> _What the task asks_
Transcribe every record that appears below, exactly and in full.

-------- Material --------

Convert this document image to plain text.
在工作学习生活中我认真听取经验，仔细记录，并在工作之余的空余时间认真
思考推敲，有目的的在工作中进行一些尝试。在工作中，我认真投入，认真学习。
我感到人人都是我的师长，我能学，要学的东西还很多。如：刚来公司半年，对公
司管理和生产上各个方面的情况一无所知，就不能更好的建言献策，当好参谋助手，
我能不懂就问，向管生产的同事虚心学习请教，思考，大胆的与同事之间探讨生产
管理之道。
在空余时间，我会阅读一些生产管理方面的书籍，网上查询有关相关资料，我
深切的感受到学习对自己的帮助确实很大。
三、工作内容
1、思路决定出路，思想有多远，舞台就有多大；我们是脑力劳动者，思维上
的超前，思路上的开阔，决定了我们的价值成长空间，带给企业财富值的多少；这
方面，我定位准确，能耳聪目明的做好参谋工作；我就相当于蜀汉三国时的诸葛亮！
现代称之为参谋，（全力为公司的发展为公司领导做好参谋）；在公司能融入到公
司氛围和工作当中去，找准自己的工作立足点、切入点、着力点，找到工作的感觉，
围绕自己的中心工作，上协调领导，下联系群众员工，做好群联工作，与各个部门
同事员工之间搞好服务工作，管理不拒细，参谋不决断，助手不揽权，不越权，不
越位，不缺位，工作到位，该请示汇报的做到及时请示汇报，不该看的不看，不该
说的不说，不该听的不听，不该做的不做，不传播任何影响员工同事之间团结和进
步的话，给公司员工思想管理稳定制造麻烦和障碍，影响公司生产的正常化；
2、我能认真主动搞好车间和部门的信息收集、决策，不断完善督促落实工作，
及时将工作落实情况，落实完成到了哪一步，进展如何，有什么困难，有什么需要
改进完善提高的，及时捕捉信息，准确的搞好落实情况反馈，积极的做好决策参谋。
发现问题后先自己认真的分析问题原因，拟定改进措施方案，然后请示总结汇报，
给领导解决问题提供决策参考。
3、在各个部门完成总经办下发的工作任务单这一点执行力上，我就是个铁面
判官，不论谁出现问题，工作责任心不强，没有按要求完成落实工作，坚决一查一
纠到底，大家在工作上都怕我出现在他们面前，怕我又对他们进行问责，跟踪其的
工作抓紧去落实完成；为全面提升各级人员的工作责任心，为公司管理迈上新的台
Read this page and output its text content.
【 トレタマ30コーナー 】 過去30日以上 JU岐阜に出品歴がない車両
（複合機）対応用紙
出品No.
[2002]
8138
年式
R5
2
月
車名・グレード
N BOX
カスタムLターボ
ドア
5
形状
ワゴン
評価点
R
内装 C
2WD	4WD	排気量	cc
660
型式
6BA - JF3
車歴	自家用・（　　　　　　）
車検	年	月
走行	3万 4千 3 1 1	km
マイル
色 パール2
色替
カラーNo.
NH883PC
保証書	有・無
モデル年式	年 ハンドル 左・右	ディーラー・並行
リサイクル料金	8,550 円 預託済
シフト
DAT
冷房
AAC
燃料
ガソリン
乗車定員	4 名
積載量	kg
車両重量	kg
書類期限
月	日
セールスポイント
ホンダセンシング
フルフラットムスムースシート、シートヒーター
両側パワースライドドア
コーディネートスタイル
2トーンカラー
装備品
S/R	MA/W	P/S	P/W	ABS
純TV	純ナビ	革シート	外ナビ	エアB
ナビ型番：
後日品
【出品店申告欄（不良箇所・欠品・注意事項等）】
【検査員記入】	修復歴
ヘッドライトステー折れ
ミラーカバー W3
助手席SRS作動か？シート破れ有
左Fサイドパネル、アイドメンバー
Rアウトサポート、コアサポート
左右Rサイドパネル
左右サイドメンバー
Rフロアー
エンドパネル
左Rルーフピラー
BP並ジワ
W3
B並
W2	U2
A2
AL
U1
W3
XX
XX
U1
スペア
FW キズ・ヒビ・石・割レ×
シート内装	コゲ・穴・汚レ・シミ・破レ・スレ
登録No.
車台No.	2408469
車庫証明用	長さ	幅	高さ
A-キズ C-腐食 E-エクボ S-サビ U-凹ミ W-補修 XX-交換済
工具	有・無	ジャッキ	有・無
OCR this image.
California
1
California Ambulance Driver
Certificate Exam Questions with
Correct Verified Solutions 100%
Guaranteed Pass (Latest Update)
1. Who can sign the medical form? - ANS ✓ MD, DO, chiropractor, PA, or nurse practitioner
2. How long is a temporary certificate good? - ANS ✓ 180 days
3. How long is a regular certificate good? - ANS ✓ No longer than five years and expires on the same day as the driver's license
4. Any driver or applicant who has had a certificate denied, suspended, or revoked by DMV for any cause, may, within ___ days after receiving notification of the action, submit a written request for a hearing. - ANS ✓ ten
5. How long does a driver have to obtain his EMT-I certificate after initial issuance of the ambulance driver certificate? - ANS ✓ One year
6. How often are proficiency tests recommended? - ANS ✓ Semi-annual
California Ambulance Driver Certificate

--------

> _Result of the task_
Convert this document image to plain text.
在工作学习生活中我认真听取经验，仔细记录，并在工作之余的空余时间认真
思考推敲，有目的的在工作中进行一些尝试。在工作中，我认真投入，认真学习。
我感到人人都是我的师长，我能学，要学的东西还很多。如：刚来公司半年，对公
司管理和生产上各个方面的情况一无所知，就不能更好的建言献策，当好参谋助手，
我能不懂就问，向管生产的同事虚心学习请教，思考，大胆的与同事之间探讨生产
管理之道。
在空余时间，我会阅读一些生产管理方面的书籍，网上查询有关相关资料，我
深切的感受到学习对自己的帮助确实很大。
三、工作内容
1、思路决定出路，思想有多远，舞台就有多大；我们是脑力劳动者，思维上
的超前，思路上的开阔，决定了我们的价值成长空间，带给企业财富值的多少；这
方面，我定位准确，能耳聪目明的做好参谋工作；我就相当于蜀汉三国时的诸葛亮！
现代称之为参谋，（全力为公司的发展为公司领导做好参谋）；在公司能融入到公
司氛围和工作当中去，找准自己的工作立足点、切入点、着力点，找到工作的感觉，
围绕自己的中心工作，上协调领导，下联系群众员工，做好群联工作，与各个部门
同事员工之间搞好服务工作，管理不拒细，参谋不决断，助手不揽权，不越权，不
越位，不缺位，工作到位，该请示汇报的做到及时请示汇报，不该看的不看，不该
说的不说，不该听的不听，不该做的不做，不传播任何影响员工同事之间团结和进
步的话，给公司员工思想管理稳定制造麻烦和障碍，影响公司生产的正常化；
2、我能认真主动搞好车间和部门的信息收集、决策，不断完善督促落实工作，
及时将工作落实情况，落实完成到了哪一步，进展如何，有什么困难，有什么需要
改进完善提高的，及时捕捉信息，准确的搞好落实情况反馈，积极的做好决策参谋。
发现问题后先自己认真的分析问题原因，拟定改进措施方案，然后请示总结汇报，
给领导解决问题提供决策参考。
3、在各个部门完成总经办下发的工作任务单这一点执行力上，我就是个铁面
判官，不论谁出现问题，工作责任心不强，没有按要求完成落实工作，坚决一查一
纠到底，大家在工作上都怕我出现在他们面前，怕我又对他们进行问责，跟踪其的
工作抓紧去落实完成；为全面提升各级人员的工作责任心，为公司管理迈上新的台
Read this page and output its text content.
【 トレタマ30コーナー 】 過去30日以上 JU岐阜に出品歴がない車両
（複合機）対応用紙
出品No.
[2002]
8138
年式
R5
2
月
車名・グレード
N BOX
カスタムLターボ
ドア
5
形状
ワゴン
評価点
R
内装 C
2WD	4WD	排気量	cc
660
型式
6BA - JF3
車歴	自家用・（　　　　　　）
車検	年	月
走行	3万 4千 3 1 1	km
マイル
色 パール2
色替
カラーNo.
NH883PC
保証書	有・無
モデル年式	年 ハンドル 左・右	ディーラー・並行
リサイクル料金	8,550 円 預託済
シフト
DAT
冷房
AAC
燃料
ガソリン
乗車定員	4 名
積載量	kg
車両重量	kg
書類期限
月	日
セールスポイント
ホンダセンシング
フルフラットムスムースシート、シートヒーター
両側パワースライドドア
コーディネートスタイル
2トーンカラー
装備品
S/R	MA/W	P/S	P/W	ABS
純TV	純ナビ	革シート	外ナビ	エアB
ナビ型番：
後日品
【出品店申告欄（不良箇所・欠品・注意事項等）】
【検査員記入】	修復歴
ヘッドライトステー折れ
ミラーカバー W3
助手席SRS作動か？シート破れ有
左Fサイドパネル、アイドメンバー
Rアウトサポート、コアサポート
左右Rサイドパネル
左右サイドメンバー
Rフロアー
エンドパネル
左Rルーフピラー
BP並ジワ
W3
B並
W2	U2
A2
AL
U1
W3
XX
XX
U1
スペア
FW キズ・ヒビ・石・割レ×
シート内装	コゲ・穴・汚レ・シミ・破レ・スレ
登録No.
車台No.	2408469
車庫証明用	長さ	幅	高さ
A-キズ C-腐食 E-エクボ S-サビ U-凹ミ W-補修 XX-交換済
工具	有・無	ジャッキ	有・無
OCR this image.
California
1
California Ambulance Driver
Certificate Exam Questions with
Correct Verified Solutions 100%
Guaranteed Pass (Latest Update)
1. Who can sign the medical form? - ANS ✓ MD, DO, chiropractor, PA, or nurse practitioner
2. How long is a temporary certificate good? - ANS ✓ 180 days
3. How long is a regular certificate good? - ANS ✓ No longer than five years and expires on the same day as the driver's license
4. Any driver or applicant who has had a certificate denied, suspended, or revoked by DMV for any cause, may, within ___ days after receiving notification of the action, submit a written request for a hearing. - ANS ✓ ten
5. How long does a driver have to obtain his EMT-I certificate after initial issuance of the ambulance driver certificate? - ANS ✓ One year
6. How often are proficiency tests recommended? - ANS ✓ Semi-annual
California Ambulance Driver Certificate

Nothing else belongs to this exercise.